Pick every line from the data that holds the word "текста".

• _RECORD EXCERPTS_
------------------------
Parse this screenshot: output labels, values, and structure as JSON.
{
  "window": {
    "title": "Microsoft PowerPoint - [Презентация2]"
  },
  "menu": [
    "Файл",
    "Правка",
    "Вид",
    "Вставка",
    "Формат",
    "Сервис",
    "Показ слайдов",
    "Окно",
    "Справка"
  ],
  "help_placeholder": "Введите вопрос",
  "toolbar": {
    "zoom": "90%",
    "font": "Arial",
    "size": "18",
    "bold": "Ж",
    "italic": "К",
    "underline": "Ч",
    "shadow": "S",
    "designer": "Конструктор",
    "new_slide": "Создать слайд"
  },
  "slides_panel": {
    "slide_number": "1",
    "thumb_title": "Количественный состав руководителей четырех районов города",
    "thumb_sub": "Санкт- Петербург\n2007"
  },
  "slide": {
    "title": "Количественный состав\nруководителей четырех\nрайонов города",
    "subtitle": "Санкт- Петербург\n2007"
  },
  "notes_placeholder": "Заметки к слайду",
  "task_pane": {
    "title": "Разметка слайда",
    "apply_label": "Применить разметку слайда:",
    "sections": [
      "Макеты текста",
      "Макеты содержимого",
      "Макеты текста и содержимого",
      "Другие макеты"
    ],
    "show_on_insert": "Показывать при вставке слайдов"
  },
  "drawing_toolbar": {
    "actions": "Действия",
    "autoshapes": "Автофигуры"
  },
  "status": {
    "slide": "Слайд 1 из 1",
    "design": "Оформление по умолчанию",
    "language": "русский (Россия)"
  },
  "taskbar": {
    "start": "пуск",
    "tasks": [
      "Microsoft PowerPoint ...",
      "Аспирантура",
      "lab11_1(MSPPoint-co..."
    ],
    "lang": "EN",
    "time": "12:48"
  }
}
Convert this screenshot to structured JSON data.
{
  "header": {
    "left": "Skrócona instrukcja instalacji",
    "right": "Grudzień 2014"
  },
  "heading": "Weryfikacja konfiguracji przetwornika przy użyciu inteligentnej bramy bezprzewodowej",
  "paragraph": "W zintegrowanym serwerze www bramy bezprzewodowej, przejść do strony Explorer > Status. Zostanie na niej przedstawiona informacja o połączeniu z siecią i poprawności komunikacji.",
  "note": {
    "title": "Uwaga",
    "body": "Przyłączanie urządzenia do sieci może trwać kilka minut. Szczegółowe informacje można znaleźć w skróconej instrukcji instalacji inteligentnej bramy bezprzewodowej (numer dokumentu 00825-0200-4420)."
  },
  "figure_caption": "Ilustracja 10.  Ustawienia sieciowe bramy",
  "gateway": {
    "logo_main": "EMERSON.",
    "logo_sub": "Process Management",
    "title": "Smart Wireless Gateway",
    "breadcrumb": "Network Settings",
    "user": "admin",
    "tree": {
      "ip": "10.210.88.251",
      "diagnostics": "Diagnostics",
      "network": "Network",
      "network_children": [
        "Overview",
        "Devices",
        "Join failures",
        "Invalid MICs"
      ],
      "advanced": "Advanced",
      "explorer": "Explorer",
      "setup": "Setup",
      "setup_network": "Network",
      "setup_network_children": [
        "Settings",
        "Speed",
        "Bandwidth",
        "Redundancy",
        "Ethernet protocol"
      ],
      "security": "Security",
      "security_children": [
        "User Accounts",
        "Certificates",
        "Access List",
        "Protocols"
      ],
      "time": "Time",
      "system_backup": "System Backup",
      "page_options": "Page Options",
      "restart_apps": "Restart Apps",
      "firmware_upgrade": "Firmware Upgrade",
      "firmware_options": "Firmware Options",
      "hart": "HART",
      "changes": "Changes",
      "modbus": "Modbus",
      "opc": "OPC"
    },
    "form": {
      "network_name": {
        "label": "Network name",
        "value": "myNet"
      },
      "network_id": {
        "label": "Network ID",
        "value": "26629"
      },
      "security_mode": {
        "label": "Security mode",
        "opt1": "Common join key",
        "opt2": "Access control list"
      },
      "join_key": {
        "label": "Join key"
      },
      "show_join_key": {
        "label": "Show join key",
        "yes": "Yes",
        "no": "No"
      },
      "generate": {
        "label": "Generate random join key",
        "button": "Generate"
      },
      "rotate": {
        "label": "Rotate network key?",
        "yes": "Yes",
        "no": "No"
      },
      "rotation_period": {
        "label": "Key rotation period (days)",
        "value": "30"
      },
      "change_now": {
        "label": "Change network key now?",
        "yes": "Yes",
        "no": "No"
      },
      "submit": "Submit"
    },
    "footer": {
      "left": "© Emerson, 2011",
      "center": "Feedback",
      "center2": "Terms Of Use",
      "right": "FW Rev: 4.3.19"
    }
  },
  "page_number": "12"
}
------------------------
• _EXERCISE SOLUTION_
      "Макеты текста",
      "Макеты текста и содержимого",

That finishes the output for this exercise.